[Stored data entries]
● ● ●

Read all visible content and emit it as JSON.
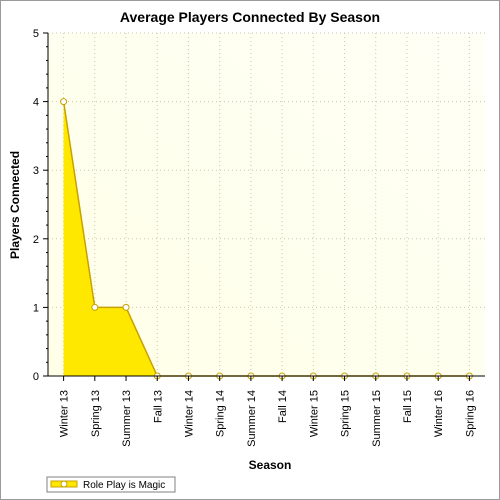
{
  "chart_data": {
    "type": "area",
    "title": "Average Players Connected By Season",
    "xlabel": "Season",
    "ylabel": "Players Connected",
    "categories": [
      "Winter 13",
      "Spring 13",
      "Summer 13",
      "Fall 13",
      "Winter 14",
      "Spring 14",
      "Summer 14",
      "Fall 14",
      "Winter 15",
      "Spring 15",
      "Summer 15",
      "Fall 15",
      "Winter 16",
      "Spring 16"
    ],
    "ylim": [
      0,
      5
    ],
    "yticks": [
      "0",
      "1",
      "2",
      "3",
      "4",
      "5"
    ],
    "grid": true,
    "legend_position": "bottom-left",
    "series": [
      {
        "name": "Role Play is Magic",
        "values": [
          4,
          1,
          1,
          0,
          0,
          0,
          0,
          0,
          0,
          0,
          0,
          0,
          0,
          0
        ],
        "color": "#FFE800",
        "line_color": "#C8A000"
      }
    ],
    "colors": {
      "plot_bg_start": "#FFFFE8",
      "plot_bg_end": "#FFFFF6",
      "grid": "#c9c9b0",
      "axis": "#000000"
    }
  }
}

● ● ●

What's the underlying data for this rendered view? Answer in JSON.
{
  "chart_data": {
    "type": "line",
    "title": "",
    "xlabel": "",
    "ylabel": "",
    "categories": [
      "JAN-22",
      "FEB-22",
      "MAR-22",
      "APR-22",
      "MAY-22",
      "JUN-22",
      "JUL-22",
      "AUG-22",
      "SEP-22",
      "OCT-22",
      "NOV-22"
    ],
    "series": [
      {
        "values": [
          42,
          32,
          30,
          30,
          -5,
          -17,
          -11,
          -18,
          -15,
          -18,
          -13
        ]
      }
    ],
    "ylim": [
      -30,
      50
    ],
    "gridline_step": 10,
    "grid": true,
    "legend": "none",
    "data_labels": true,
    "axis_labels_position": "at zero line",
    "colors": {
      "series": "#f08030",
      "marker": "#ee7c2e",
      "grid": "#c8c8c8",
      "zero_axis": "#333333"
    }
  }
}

● ● ●

Goal:
List all lines holding the string "Players".

Correct result:
    "title": "Average Players Connected By Season",
    "ylabel": "Players Connected",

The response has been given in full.